▸ **TASK TO COMPLETE**:
Output every record word for word.
++++ INPUT MATERIAL
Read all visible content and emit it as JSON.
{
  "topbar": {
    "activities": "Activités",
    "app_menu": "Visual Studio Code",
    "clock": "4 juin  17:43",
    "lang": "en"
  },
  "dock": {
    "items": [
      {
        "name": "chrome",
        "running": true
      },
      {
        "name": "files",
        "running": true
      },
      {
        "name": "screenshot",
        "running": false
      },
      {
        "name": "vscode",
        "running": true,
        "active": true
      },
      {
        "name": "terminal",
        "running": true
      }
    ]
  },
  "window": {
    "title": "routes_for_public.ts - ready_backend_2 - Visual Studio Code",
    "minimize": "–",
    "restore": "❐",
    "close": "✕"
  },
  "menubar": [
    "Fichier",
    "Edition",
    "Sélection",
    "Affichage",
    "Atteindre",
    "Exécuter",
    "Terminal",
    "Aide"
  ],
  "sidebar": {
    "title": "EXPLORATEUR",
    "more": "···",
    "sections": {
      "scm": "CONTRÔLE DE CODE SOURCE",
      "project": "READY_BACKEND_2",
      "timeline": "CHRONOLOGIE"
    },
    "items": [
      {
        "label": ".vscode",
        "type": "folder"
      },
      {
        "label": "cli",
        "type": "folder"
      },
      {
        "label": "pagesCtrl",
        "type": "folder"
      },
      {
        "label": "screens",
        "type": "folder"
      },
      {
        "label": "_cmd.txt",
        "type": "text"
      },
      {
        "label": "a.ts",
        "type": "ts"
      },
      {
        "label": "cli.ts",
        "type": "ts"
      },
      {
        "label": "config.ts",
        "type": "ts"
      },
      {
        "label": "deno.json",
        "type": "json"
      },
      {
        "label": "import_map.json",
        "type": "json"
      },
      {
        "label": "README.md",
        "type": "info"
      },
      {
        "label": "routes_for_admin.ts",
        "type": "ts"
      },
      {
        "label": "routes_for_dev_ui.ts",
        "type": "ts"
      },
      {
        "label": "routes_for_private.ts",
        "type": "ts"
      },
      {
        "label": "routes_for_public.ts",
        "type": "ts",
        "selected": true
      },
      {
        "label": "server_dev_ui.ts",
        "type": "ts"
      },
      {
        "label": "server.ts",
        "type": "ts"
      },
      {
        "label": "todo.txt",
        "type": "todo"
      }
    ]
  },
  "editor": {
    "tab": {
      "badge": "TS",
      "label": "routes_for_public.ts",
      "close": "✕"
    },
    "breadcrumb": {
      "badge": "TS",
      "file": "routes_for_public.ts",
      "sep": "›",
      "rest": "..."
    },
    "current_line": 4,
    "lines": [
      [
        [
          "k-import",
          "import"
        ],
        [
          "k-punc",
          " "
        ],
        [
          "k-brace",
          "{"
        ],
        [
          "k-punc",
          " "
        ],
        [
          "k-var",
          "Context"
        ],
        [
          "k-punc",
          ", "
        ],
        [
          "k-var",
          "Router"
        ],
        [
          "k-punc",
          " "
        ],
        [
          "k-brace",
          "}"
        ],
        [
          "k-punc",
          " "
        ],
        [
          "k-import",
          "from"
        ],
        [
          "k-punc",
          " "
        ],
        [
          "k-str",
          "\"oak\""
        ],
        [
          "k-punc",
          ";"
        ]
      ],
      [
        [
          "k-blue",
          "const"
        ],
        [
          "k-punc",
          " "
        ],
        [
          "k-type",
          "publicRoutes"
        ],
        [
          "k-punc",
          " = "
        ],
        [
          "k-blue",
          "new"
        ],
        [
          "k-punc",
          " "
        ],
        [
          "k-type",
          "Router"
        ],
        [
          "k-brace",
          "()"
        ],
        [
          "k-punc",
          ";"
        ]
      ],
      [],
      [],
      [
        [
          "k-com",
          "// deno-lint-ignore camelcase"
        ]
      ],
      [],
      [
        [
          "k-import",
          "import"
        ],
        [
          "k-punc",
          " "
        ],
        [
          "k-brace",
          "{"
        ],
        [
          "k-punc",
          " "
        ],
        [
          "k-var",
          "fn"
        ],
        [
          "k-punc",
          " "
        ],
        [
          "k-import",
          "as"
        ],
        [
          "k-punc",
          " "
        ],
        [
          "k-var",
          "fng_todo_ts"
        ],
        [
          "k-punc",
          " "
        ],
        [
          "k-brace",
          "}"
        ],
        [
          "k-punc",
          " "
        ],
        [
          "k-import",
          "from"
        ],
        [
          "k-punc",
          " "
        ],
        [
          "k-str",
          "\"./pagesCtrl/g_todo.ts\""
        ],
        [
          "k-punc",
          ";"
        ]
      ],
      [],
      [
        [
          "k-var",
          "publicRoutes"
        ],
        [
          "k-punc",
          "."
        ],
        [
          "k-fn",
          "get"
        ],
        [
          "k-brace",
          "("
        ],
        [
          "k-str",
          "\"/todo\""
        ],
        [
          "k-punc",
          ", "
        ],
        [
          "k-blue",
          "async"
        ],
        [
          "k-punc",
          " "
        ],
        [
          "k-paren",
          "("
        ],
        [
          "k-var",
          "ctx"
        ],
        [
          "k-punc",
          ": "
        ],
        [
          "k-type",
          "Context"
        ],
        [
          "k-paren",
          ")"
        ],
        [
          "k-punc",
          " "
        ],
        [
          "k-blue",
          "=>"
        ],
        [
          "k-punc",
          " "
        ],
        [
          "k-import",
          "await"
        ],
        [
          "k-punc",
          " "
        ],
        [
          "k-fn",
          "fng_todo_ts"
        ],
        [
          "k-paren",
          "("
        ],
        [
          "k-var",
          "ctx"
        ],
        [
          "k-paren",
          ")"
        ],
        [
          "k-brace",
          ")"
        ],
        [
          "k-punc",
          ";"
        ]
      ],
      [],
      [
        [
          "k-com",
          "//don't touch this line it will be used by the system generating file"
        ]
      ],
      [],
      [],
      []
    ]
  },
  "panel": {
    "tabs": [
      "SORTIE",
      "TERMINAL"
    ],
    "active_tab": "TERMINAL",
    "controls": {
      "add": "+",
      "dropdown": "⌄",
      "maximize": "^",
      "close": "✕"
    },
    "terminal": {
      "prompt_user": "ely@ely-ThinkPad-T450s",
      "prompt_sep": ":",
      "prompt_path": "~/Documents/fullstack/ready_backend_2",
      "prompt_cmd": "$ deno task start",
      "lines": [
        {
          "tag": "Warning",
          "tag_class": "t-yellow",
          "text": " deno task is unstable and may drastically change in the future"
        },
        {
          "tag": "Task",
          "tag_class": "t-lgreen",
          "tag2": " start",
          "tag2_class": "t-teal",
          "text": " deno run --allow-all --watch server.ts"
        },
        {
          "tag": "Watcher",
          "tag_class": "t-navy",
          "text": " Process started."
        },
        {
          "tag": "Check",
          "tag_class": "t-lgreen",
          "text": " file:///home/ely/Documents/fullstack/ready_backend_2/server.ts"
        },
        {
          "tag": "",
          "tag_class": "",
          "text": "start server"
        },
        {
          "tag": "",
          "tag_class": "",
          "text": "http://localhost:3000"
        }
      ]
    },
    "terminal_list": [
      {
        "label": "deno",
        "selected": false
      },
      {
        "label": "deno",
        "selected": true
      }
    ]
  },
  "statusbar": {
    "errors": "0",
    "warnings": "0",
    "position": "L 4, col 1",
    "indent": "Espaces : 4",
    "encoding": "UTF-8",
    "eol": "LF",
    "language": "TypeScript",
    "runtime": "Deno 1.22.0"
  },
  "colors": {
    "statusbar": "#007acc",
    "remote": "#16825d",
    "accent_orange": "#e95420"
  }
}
++++++++
▸ **COMPLETED EXERCISE**:
Read all visible content and emit it as JSON.
{
  "topbar": {
    "activities": "Activités",
    "app_menu": "Visual Studio Code",
    "clock": "4 juin  17:43",
    "lang": "en"
  },
  "dock": {
    "items": [
      {
        "name": "chrome",
        "running": true
      },
      {
        "name": "files",
        "running": true
      },
      {
        "name": "screenshot",
        "running": false
      },
      {
        "name": "vscode",
        "running": true,
        "active": true
      },
      {
        "name": "terminal",
        "running": true
      }
    ]
  },
  "window": {
    "title": "routes_for_public.ts - ready_backend_2 - Visual Studio Code",
    "minimize": "–",
    "restore": "❐",
    "close": "✕"
  },
  "menubar": [
    "Fichier",
    "Edition",
    "Sélection",
    "Affichage",
    "Atteindre",
    "Exécuter",
    "Terminal",
    "Aide"
  ],
  "sidebar": {
    "title": "EXPLORATEUR",
    "more": "···",
    "sections": {
      "scm": "CONTRÔLE DE CODE SOURCE",
      "project": "READY_BACKEND_2",
      "timeline": "CHRONOLOGIE"
    },
    "items": [
      {
        "label": ".vscode",
        "type": "folder"
      },
      {
        "label": "cli",
        "type": "folder"
      },
      {
        "label": "pagesCtrl",
        "type": "folder"
      },
      {
        "label": "screens",
        "type": "folder"
      },
      {
        "label": "_cmd.txt",
        "type": "text"
      },
      {
        "label": "a.ts",
        "type": "ts"
      },
      {
        "label": "cli.ts",
        "type": "ts"
      },
      {
        "label": "config.ts",
        "type": "ts"
      },
      {
        "label": "deno.json",
        "type": "json"
      },
      {
        "label": "import_map.json",
        "type": "json"
      },
      {
        "label": "README.md",
        "type": "info"
      },
      {
        "label": "routes_for_admin.ts",
        "type": "ts"
      },
      {
        "label": "routes_for_dev_ui.ts",
        "type": "ts"
      },
      {
        "label": "routes_for_private.ts",
        "type": "ts"
      },
      {
        "label": "routes_for_public.ts",
        "type": "ts",
        "selected": true
      },
      {
        "label": "server_dev_ui.ts",
        "type": "ts"
      },
      {
        "label": "server.ts",
        "type": "ts"
      },
      {
        "label": "todo.txt",
        "type": "todo"
      }
    ]
  },
  "editor": {
    "tab": {
      "badge": "TS",
      "label": "routes_for_public.ts",
      "close": "✕"
    },
    "breadcrumb": {
      "badge": "TS",
      "file": "routes_for_public.ts",
      "sep": "›",
      "rest": "..."
    },
    "current_line": 4,
    "lines": [
      [
        [
          "k-import",
          "import"
        ],
        [
          "k-punc",
          " "
        ],
        [
          "k-brace",
          "{"
        ],
        [
          "k-punc",
          " "
        ],
        [
          "k-var",
          "Context"
        ],
        [
          "k-punc",
          ", "
        ],
        [
          "k-var",
          "Router"
        ],
        [
          "k-punc",
          " "
        ],
        [
          "k-brace",
          "}"
        ],
        [
          "k-punc",
          " "
        ],
        [
          "k-import",
          "from"
        ],
        [
          "k-punc",
          " "
        ],
        [
          "k-str",
          "\"oak\""
        ],
        [
          "k-punc",
          ";"
        ]
      ],
      [
        [
          "k-blue",
          "const"
        ],
        [
          "k-punc",
          " "
        ],
        [
          "k-type",
          "publicRoutes"
        ],
        [
          "k-punc",
          " = "
        ],
        [
          "k-blue",
          "new"
        ],
        [
          "k-punc",
          " "
        ],
        [
          "k-type",
          "Router"
        ],
        [
          "k-brace",
          "()"
        ],
        [
          "k-punc",
          ";"
        ]
      ],
      [],
      [],
      [
        [
          "k-com",
          "// deno-lint-ignore camelcase"
        ]
      ],
      [],
      [
        [
          "k-import",
          "import"
        ],
        [
          "k-punc",
          " "
        ],
        [
          "k-brace",
          "{"
        ],
        [
          "k-punc",
          " "
        ],
        [
          "k-var",
          "fn"
        ],
        [
          "k-punc",
          " "
        ],
        [
          "k-import",
          "as"
        ],
        [
          "k-punc",
          " "
        ],
        [
          "k-var",
          "fng_todo_ts"
        ],
        [
          "k-punc",
          " "
        ],
        [
          "k-brace",
          "}"
        ],
        [
          "k-punc",
          " "
        ],
        [
          "k-import",
          "from"
        ],
        [
          "k-punc",
          " "
        ],
        [
          "k-str",
          "\"./pagesCtrl/g_todo.ts\""
        ],
        [
          "k-punc",
          ";"
        ]
      ],
      [],
      [
        [
          "k-var",
          "publicRoutes"
        ],
        [
          "k-punc",
          "."
        ],
        [
          "k-fn",
          "get"
        ],
        [
          "k-brace",
          "("
        ],
        [
          "k-str",
          "\"/todo\""
        ],
        [
          "k-punc",
          ", "
        ],
        [
          "k-blue",
          "async"
        ],
        [
          "k-punc",
          " "
        ],
        [
          "k-paren",
          "("
        ],
        [
          "k-var",
          "ctx"
        ],
        [
          "k-punc",
          ": "
        ],
        [
          "k-type",
          "Context"
        ],
        [
          "k-paren",
          ")"
        ],
        [
          "k-punc",
          " "
        ],
        [
          "k-blue",
          "=>"
        ],
        [
          "k-punc",
          " "
        ],
        [
          "k-import",
          "await"
        ],
        [
          "k-punc",
          " "
        ],
        [
          "k-fn",
          "fng_todo_ts"
        ],
        [
          "k-paren",
          "("
        ],
        [
          "k-var",
          "ctx"
        ],
        [
          "k-paren",
          ")"
        ],
        [
          "k-brace",
          ")"
        ],
        [
          "k-punc",
          ";"
        ]
      ],
      [],
      [
        [
          "k-com",
          "//don't touch this line it will be used by the system generating file"
        ]
      ],
      [],
      [],
      []
    ]
  },
  "panel": {
    "tabs": [
      "SORTIE",
      "TERMINAL"
    ],
    "active_tab": "TERMINAL",
    "controls": {
      "add": "+",
      "dropdown": "⌄",
      "maximize": "^",
      "close": "✕"
    },
    "terminal": {
      "prompt_user": "ely@ely-ThinkPad-T450s",
      "prompt_sep": ":",
      "prompt_path": "~/Documents/fullstack/ready_backend_2",
      "prompt_cmd": "$ deno task start",
      "lines": [
        {
          "tag": "Warning",
          "tag_class": "t-yellow",
          "text": " deno task is unstable and may drastically change in the future"
        },
        {
          "tag": "Task",
          "tag_class": "t-lgreen",
          "tag2": " start",
          "tag2_class": "t-teal",
          "text": " deno run --allow-all --watch server.ts"
        },
        {
          "tag": "Watcher",
          "tag_class": "t-navy",
          "text": " Process started."
        },
        {
          "tag": "Check",
          "tag_class": "t-lgreen",
          "text": " file:///home/ely/Documents/fullstack/ready_backend_2/server.ts"
        },
        {
          "tag": "",
          "tag_class": "",
          "text": "start server"
        },
        {
          "tag": "",
          "tag_class": "",
          "text": "http://localhost:3000"
        }
      ]
    },
    "terminal_list": [
      {
        "label": "deno",
        "selected": false
      },
      {
        "label": "deno",
        "selected": true
      }
    ]
  },
  "statusbar": {
    "errors": "0",
    "warnings": "0",
    "position": "L 4, col 1",
    "indent": "Espaces : 4",
    "encoding": "UTF-8",
    "eol": "LF",
    "language": "TypeScript",
    "runtime": "Deno 1.22.0"
  },
  "colors": {
    "statusbar": "#007acc",
    "remote": "#16825d",
    "accent_orange": "#e95420"
  }
}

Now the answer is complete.